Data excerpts

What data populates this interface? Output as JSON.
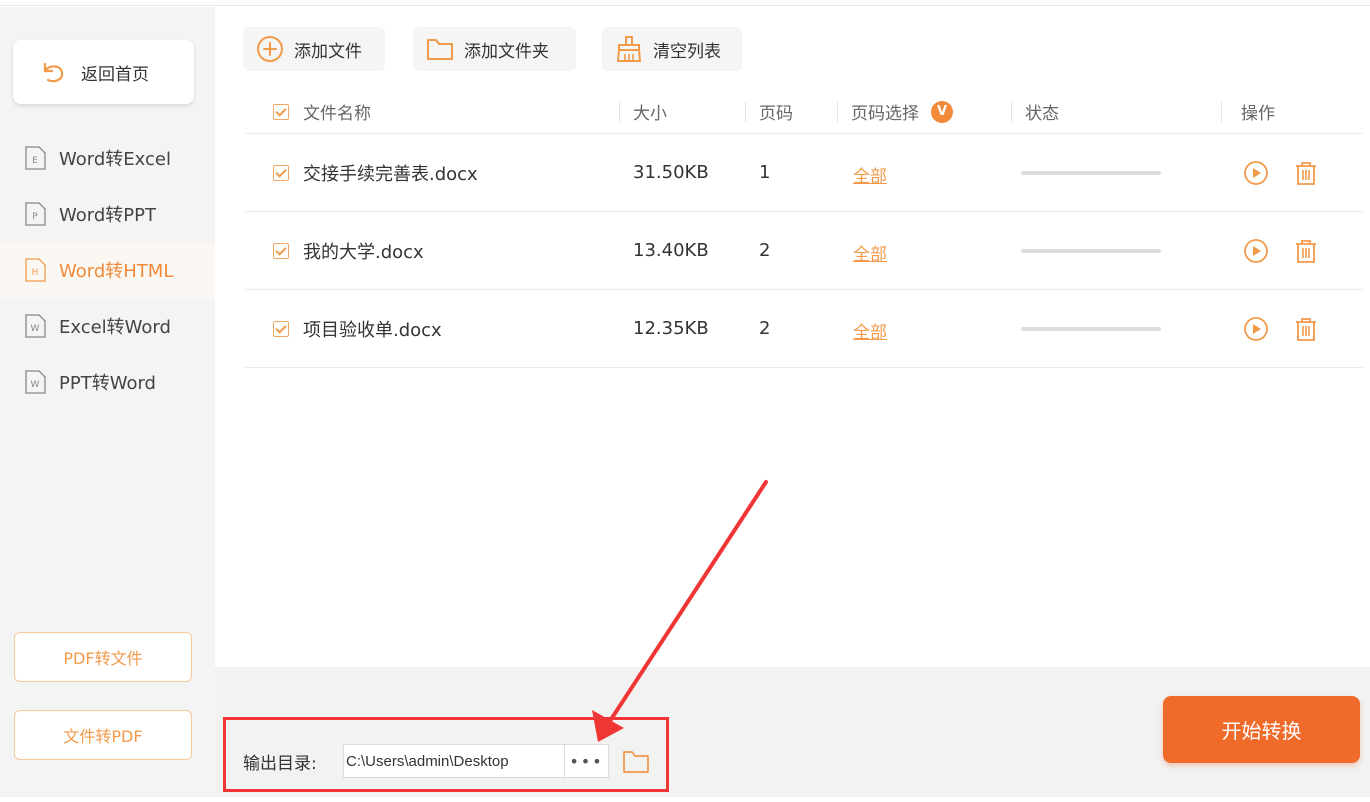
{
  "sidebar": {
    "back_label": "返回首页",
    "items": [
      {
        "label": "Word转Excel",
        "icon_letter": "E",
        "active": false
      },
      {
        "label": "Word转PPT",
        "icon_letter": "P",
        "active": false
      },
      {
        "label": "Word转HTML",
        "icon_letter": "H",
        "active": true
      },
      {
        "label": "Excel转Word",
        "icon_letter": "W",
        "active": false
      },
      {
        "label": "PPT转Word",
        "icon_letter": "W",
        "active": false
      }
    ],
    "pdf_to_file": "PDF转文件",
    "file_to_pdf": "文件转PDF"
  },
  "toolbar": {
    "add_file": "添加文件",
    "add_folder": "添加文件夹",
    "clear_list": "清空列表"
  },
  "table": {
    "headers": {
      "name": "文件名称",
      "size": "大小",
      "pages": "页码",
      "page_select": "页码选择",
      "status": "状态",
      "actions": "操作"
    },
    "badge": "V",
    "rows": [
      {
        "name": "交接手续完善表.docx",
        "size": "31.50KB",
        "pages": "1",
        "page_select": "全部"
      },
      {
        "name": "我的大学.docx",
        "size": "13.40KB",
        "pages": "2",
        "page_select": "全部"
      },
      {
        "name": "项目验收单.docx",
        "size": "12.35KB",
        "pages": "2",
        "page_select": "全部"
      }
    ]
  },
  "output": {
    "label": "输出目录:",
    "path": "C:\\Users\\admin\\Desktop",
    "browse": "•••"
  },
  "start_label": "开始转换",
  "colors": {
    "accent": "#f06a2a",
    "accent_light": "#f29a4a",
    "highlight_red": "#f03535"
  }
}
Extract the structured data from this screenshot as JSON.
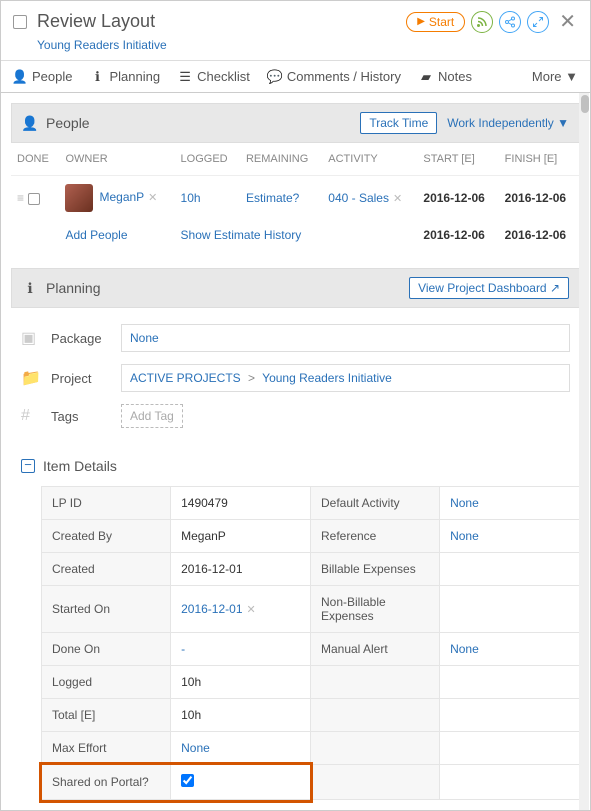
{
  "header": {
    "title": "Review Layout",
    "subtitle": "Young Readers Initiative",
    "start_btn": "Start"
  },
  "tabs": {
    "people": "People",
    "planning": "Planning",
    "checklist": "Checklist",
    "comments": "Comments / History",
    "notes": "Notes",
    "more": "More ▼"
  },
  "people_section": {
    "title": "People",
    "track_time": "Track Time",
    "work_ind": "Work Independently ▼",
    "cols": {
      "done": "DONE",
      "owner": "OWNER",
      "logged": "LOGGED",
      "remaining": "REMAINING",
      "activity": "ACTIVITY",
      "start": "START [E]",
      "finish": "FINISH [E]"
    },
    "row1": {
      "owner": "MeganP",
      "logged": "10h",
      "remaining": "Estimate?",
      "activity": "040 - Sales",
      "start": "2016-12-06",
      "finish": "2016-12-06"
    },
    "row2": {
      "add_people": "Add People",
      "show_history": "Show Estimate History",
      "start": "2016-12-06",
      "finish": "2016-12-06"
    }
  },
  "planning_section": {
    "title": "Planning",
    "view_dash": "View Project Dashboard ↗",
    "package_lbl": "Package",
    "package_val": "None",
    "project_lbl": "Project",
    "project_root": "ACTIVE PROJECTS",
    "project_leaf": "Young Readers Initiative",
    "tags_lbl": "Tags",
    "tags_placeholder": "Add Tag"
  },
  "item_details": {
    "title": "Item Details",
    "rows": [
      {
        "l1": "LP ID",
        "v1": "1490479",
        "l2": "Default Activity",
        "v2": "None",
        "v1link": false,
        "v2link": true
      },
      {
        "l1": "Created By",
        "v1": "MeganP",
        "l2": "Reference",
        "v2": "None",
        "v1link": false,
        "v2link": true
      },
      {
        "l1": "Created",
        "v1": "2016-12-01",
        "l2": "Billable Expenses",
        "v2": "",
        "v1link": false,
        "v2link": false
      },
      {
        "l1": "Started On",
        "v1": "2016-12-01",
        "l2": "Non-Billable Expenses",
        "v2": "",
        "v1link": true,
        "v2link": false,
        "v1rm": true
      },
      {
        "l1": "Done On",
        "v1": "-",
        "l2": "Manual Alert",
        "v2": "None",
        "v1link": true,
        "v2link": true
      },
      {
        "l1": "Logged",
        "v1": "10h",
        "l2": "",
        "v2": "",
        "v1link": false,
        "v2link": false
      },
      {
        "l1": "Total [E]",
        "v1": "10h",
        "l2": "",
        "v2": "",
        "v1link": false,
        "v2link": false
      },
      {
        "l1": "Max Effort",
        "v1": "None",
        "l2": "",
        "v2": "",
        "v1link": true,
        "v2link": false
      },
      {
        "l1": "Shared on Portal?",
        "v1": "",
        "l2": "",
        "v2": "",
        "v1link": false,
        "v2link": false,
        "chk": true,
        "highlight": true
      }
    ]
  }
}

==

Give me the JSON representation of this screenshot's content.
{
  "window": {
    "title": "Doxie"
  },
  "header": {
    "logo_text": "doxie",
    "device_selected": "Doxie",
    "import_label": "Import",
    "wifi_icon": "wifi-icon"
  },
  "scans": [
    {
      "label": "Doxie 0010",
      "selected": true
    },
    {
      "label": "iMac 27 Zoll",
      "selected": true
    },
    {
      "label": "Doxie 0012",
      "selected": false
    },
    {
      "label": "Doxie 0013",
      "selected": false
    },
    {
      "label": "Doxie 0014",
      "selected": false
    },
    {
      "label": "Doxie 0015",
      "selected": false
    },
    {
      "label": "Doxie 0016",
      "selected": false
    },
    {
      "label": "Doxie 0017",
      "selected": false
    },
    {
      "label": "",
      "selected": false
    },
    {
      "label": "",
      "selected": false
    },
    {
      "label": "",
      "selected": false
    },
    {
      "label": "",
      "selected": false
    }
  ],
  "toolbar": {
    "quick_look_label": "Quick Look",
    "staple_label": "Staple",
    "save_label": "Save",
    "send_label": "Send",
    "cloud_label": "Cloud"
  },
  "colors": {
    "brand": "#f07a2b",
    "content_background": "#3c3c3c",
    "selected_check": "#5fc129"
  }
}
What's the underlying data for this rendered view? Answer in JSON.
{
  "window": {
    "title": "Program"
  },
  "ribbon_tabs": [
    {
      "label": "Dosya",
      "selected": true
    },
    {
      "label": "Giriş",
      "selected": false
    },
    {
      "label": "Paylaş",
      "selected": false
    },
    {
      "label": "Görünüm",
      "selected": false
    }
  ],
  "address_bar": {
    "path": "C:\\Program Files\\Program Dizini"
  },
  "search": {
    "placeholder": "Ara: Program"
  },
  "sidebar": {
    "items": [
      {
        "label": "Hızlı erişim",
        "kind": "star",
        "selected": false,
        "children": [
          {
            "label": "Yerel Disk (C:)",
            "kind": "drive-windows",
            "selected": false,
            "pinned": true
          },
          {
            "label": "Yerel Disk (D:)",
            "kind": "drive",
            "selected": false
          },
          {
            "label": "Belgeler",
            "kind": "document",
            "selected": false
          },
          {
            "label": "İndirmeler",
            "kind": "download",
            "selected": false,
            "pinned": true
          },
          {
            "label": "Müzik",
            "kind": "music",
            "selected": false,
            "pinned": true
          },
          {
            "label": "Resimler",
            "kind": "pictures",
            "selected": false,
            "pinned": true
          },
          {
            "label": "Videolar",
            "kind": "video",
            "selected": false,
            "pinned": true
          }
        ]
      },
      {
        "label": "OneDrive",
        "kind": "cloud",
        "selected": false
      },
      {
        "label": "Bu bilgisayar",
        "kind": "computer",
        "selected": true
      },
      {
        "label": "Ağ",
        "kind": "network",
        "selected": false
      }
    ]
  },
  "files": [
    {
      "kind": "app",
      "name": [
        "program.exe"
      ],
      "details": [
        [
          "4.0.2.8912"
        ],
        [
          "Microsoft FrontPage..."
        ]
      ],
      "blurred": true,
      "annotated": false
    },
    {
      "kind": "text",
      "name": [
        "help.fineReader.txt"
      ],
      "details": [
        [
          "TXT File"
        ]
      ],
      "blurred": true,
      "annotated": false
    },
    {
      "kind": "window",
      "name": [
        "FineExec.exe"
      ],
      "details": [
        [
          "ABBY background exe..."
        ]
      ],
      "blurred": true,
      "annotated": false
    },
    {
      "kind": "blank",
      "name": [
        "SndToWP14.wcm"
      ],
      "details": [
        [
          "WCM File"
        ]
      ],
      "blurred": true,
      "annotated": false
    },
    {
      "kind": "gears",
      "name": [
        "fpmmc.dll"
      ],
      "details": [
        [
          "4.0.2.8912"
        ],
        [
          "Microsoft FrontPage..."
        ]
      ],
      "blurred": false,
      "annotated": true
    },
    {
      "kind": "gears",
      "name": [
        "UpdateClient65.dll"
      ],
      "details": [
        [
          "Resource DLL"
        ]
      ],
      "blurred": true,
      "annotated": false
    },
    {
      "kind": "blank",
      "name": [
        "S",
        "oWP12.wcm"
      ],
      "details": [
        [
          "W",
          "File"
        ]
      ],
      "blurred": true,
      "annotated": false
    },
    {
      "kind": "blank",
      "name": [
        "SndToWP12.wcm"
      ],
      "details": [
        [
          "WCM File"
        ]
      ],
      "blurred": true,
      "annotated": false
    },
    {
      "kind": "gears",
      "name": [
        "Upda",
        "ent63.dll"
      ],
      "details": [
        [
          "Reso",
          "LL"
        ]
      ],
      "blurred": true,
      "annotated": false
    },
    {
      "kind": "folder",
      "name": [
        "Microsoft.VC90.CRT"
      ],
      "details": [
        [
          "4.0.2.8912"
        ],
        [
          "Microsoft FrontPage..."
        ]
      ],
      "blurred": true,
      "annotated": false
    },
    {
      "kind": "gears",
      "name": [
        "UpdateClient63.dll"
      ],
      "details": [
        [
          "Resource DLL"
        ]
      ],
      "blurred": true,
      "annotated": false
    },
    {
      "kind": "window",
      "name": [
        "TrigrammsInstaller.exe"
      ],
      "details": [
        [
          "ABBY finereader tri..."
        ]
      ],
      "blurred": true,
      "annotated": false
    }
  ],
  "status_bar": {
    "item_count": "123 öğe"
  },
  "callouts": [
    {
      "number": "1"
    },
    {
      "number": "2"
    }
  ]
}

Your instructions ::
In the records above, find each line that holds the word "ABBY"; copy all such lines.

Correct result ::
          "ABBY background exe..."
          "ABBY finereader tri..."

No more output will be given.